Locate the string "上课专心听讲" throughout the material and copy every line in which it occurs.

__Stored records__

══════════════════════════════

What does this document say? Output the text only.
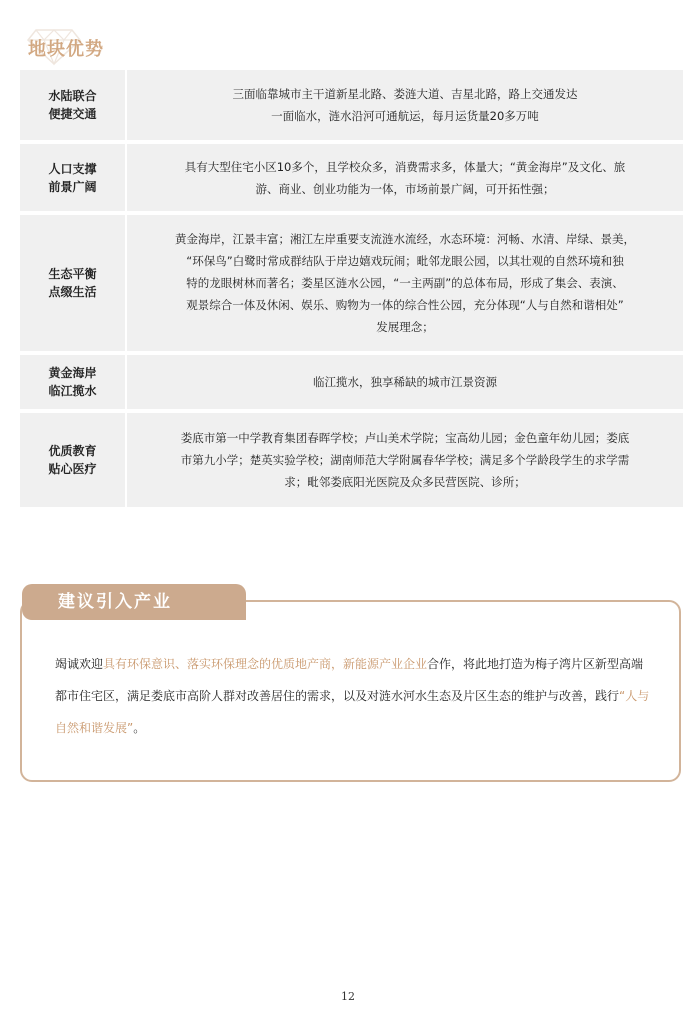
地块优势
水陆联合
便捷交通	三面临靠城市主干道新星北路、娄涟大道、吉星北路，路上交通发达
一面临水，涟水沿河可通航运，每月运货量20多万吨

人口支撑
前景广阔	具有大型住宅小区10多个，且学校众多，消费需求多，体量大；“黄金海岸”及文化、旅
游、商业、创业功能为一体，市场前景广阔，可开拓性强；

生态平衡
点缀生活	黄金海岸，江景丰富；湘江左岸重要支流涟水流经，水态环境：河畅、水清、岸绿、景美，
“环保鸟”白鹭时常成群结队于岸边嬉戏玩闹；毗邻龙眼公园，以其壮观的自然环境和独
特的龙眼树林而著名；娄星区涟水公园，“一主两副”的总体布局，形成了集会、表演、
观景综合一体及休闲、娱乐、购物为一体的综合性公园，充分体现“人与自然和谐相处”
发展理念；

黄金海岸
临江揽水	临江揽水，独享稀缺的城市江景资源

优质教育
贴心医疗	娄底市第一中学教育集团春晖学校；卢山美术学院；宝高幼儿园；金色童年幼儿园；娄底
市第九小学；楚英实验学校；湖南师范大学附属春华学校；满足多个学龄段学生的求学需
求；毗邻娄底阳光医院及众多民营医院、诊所；
建议引入产业
竭诚欢迎具有环保意识、落实环保理念的优质地产商，新能源产业企业合作，将此地打造为梅子湾片区新型高端都市住宅区，满足娄底市高阶人群对改善居住的需求，以及对涟水河水生态及片区生态的维护与改善，践行“人与自然和谐发展”。
12
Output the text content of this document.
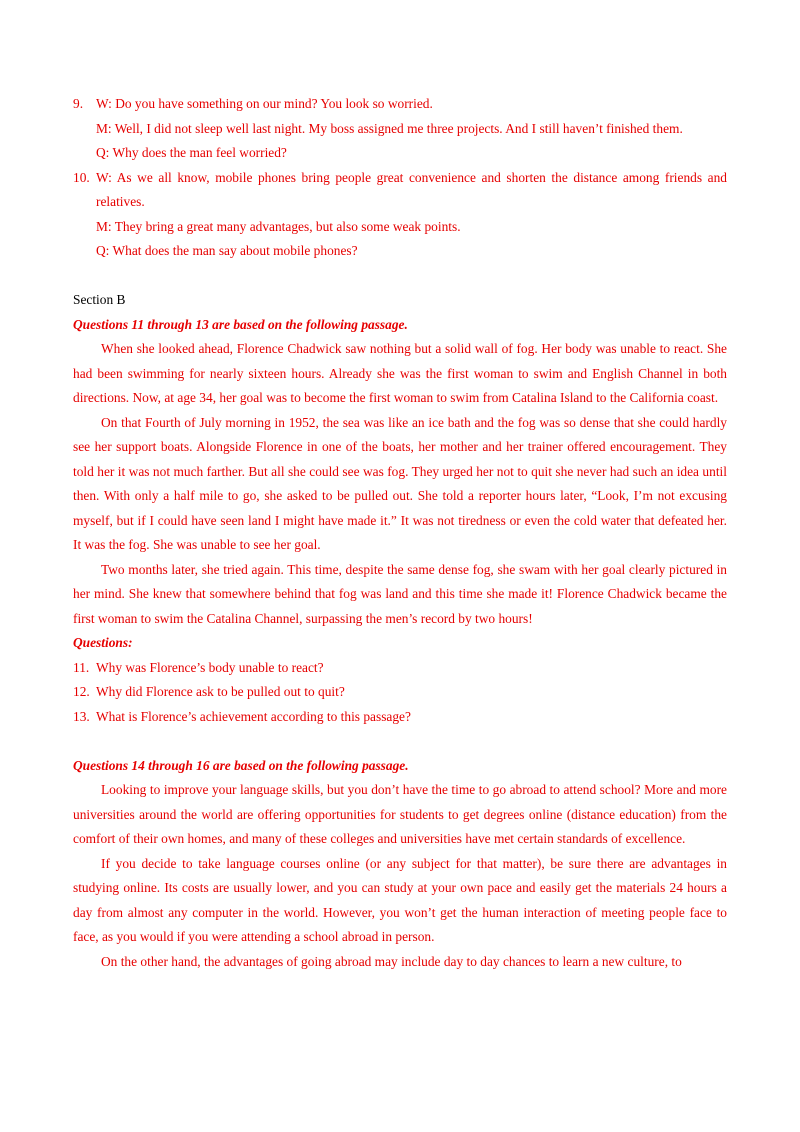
9. W: Do you have something on our mind? You look so worried.
M: Well, I did not sleep well last night. My boss assigned me three projects. And I still haven’t finished them.
Q: Why does the man feel worried?
10. W: As we all know, mobile phones bring people great convenience and shorten the distance among friends and relatives.
M: They bring a great many advantages, but also some weak points.
Q: What does the man say about mobile phones?
Section B
Questions 11 through 13 are based on the following passage.
When she looked ahead, Florence Chadwick saw nothing but a solid wall of fog. Her body was unable to react. She had been swimming for nearly sixteen hours. Already she was the first woman to swim and English Channel in both directions. Now, at age 34, her goal was to become the first woman to swim from Catalina Island to the California coast.
On that Fourth of July morning in 1952, the sea was like an ice bath and the fog was so dense that she could hardly see her support boats. Alongside Florence in one of the boats, her mother and her trainer offered encouragement. They told her it was not much farther. But all she could see was fog. They urged her not to quit she never had such an idea until then. With only a half mile to go, she asked to be pulled out. She told a reporter hours later, “Look, I’m not excusing myself, but if I could have seen land I might have made it.” It was not tiredness or even the cold water that defeated her. It was the fog. She was unable to see her goal.
Two months later, she tried again. This time, despite the same dense fog, she swam with her goal clearly pictured in her mind. She knew that somewhere behind that fog was land and this time she made it! Florence Chadwick became the first woman to swim the Catalina Channel, surpassing the men’s record by two hours!
Questions:
11. Why was Florence’s body unable to react?
12. Why did Florence ask to be pulled out to quit?
13. What is Florence’s achievement according to this passage?
Questions 14 through 16 are based on the following passage.
Looking to improve your language skills, but you don’t have the time to go abroad to attend school? More and more universities around the world are offering opportunities for students to get degrees online (distance education) from the comfort of their own homes, and many of these colleges and universities have met certain standards of excellence.
If you decide to take language courses online (or any subject for that matter), be sure there are advantages in studying online. Its costs are usually lower, and you can study at your own pace and easily get the materials 24 hours a day from almost any computer in the world. However, you won’t get the human interaction of meeting people face to face, as you would if you were attending a school abroad in person.
On the other hand, the advantages of going abroad may include day to day chances to learn a new culture, to
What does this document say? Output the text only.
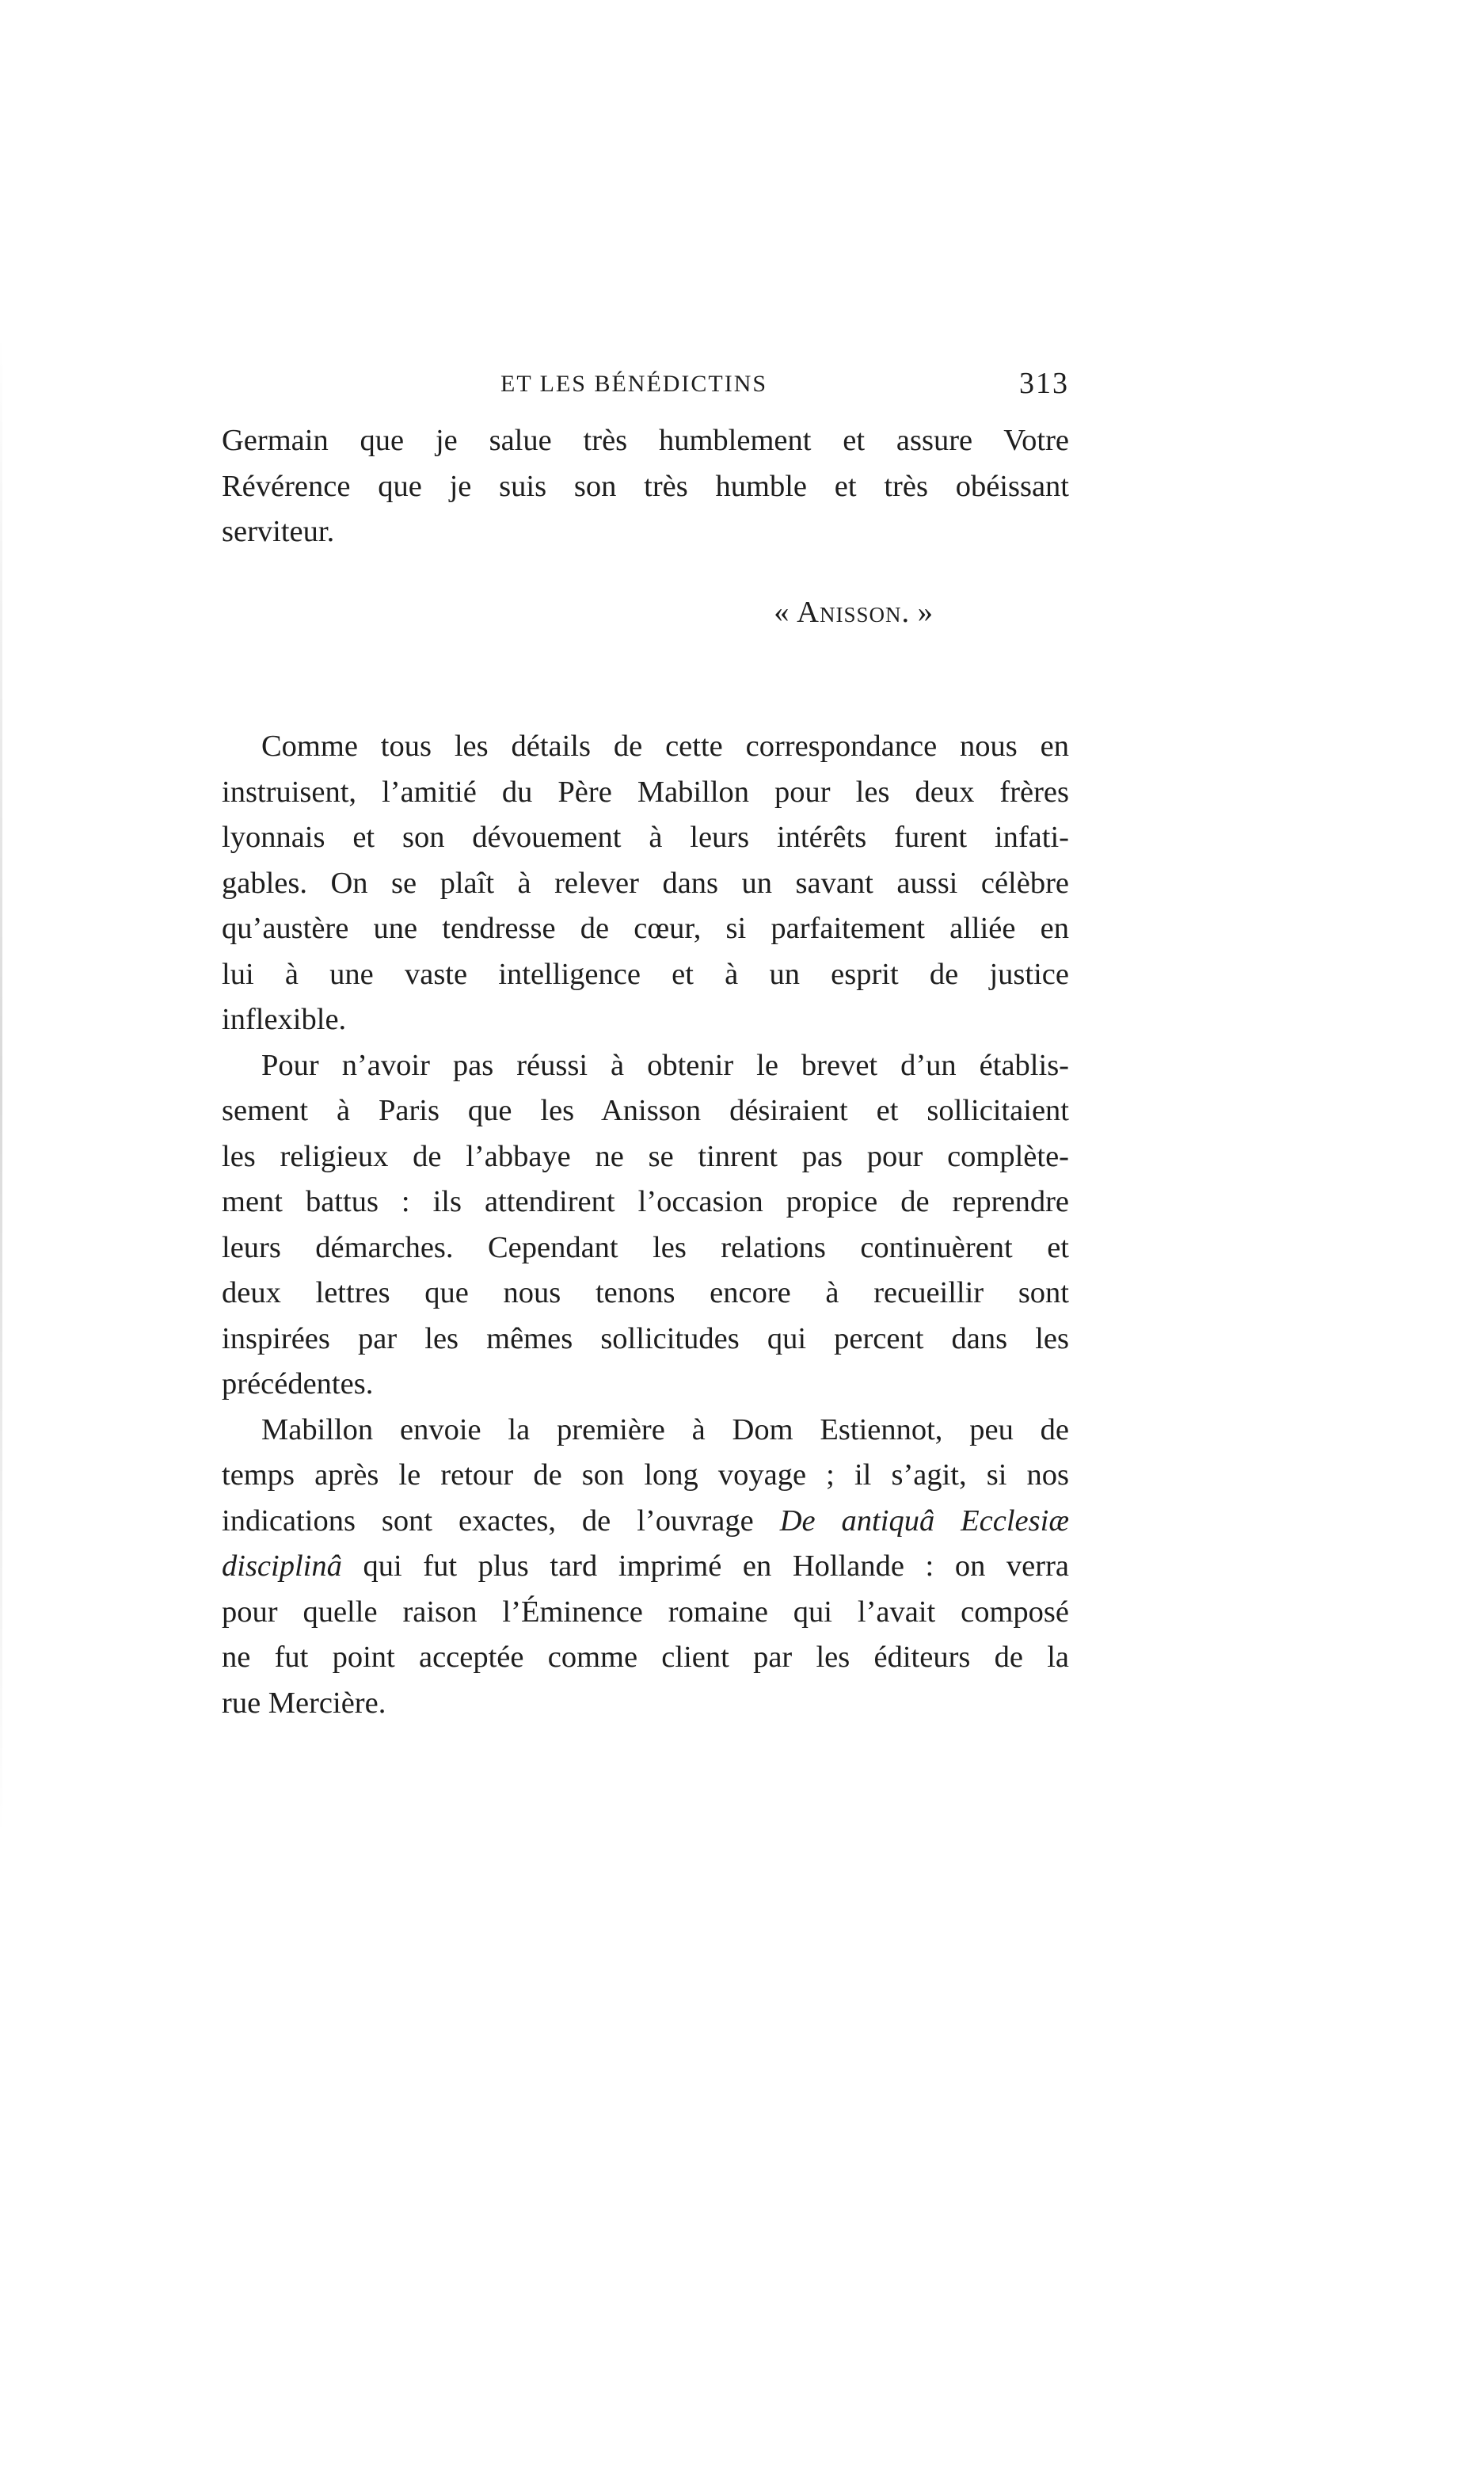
ET LES BÉNÉDICTINS	313

Germain que je salue très humblement et assure Votre

Révérence que je suis son très humble et très obéissant

serviteur.

« Anisson. »

Comme tous les détails de cette correspondance nous en

instruisent, l’amitié du Père Mabillon pour les deux frères

lyonnais et son dévouement à leurs intérêts furent infati-

gables. On se plaît à relever dans un savant aussi célèbre

qu’austère une tendresse de cœur, si parfaitement alliée en

lui à une vaste intelligence et à un esprit de justice

inflexible.

Pour n’avoir pas réussi à obtenir le brevet d’un établis-

sement à Paris que les Anisson désiraient et sollicitaient

les religieux de l’abbaye ne se tinrent pas pour complète-

ment battus : ils attendirent l’occasion propice de reprendre

leurs démarches. Cependant les relations continuèrent et

deux lettres que nous tenons encore à recueillir sont

inspirées par les mêmes sollicitudes qui percent dans les

précédentes.

Mabillon envoie la première à Dom Estiennot, peu de

temps après le retour de son long voyage ; il s’agit, si nos

indications sont exactes, de l’ouvrage De antiquâ Ecclesiæ

disciplinâ qui fut plus tard imprimé en Hollande : on verra

pour quelle raison l’Éminence romaine qui l’avait composé

ne fut point acceptée comme client par les éditeurs de la

rue Mercière.
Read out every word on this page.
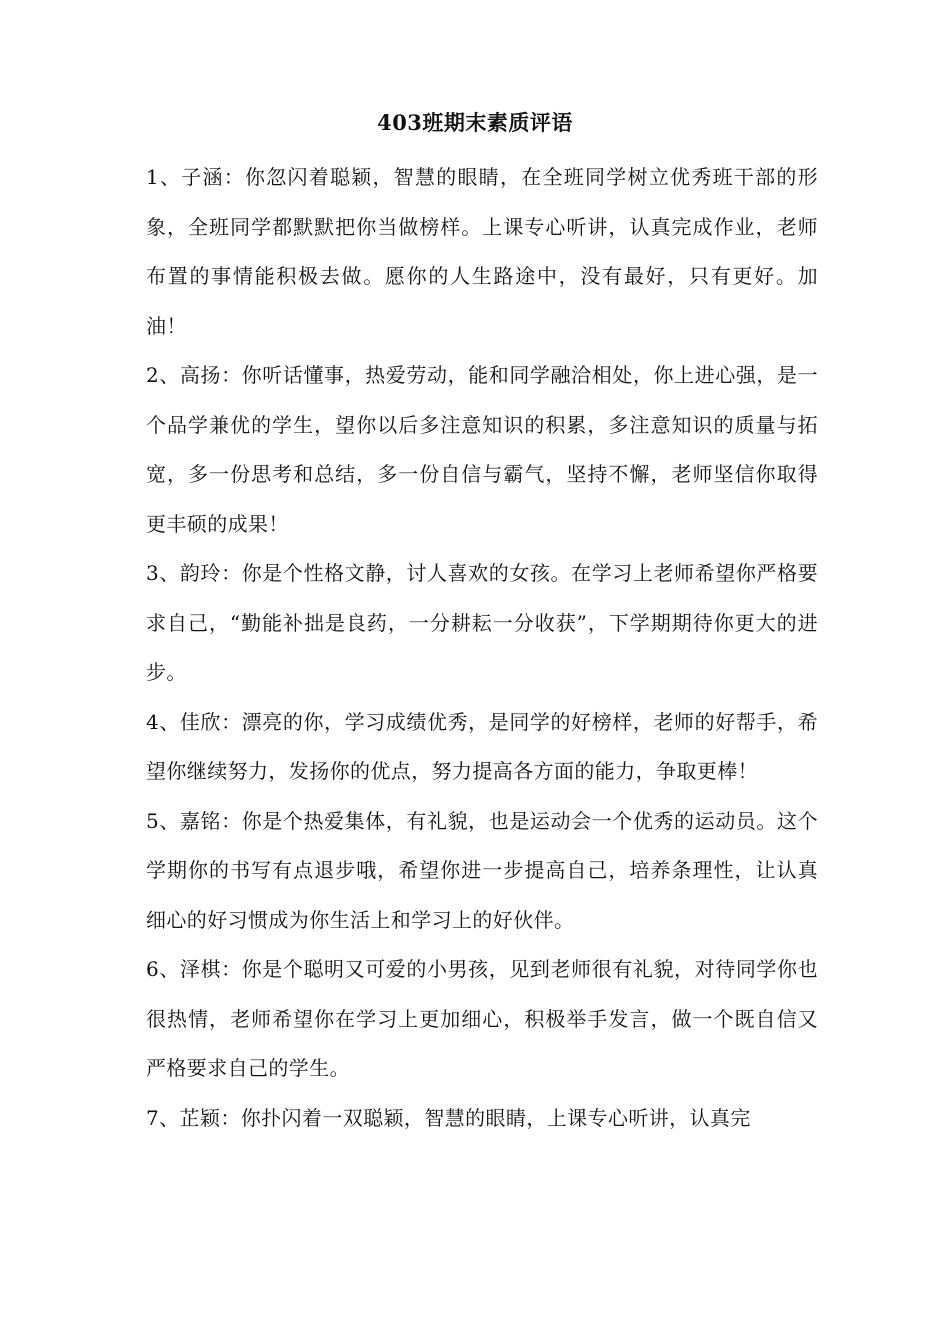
403班期末素质评语

1、子涵：你忽闪着聪颖，智慧的眼睛，在全班同学树立优秀班干部的形象，全班同学都默默把你当做榜样。上课专心听讲，认真完成作业，老师布置的事情能积极去做。愿你的人生路途中，没有最好，只有更好。加油！

2、高扬：你听话懂事，热爱劳动，能和同学融洽相处，你上进心强，是一个品学兼优的学生，望你以后多注意知识的积累，多注意知识的质量与拓宽，多一份思考和总结，多一份自信与霸气，坚持不懈，老师坚信你取得更丰硕的成果！

3、韵玲：你是个性格文静，讨人喜欢的女孩。在学习上老师希望你严格要求自己，“勤能补拙是良药，一分耕耘一分收获”，下学期期待你更大的进步。

4、佳欣：漂亮的你，学习成绩优秀，是同学的好榜样，老师的好帮手，希望你继续努力，发扬你的优点，努力提高各方面的能力，争取更棒！

5、嘉铭：你是个热爱集体，有礼貌，也是运动会一个优秀的运动员。这个学期你的书写有点退步哦，希望你进一步提高自己，培养条理性，让认真细心的好习惯成为你生活上和学习上的好伙伴。

6、泽棋：你是个聪明又可爱的小男孩，见到老师很有礼貌，对待同学你也很热情，老师希望你在学习上更加细心，积极举手发言，做一个既自信又严格要求自己的学生。

7、芷颖：你扑闪着一双聪颖，智慧的眼睛，上课专心听讲，认真完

══════════════════════════════

__Exercise answer__
1、子涵：你忽闪着聪颖，智慧的眼睛，在全班同学树立优秀班干部的形象，全班同学都默默把你当做榜样。上课专心听讲，认真完成作业，老师布置的事情能积极去做。愿你的人生路途中，没有最好，只有更好。加油！
7、芷颖：你扑闪着一双聪颖，智慧的眼睛，上课专心听讲，认真完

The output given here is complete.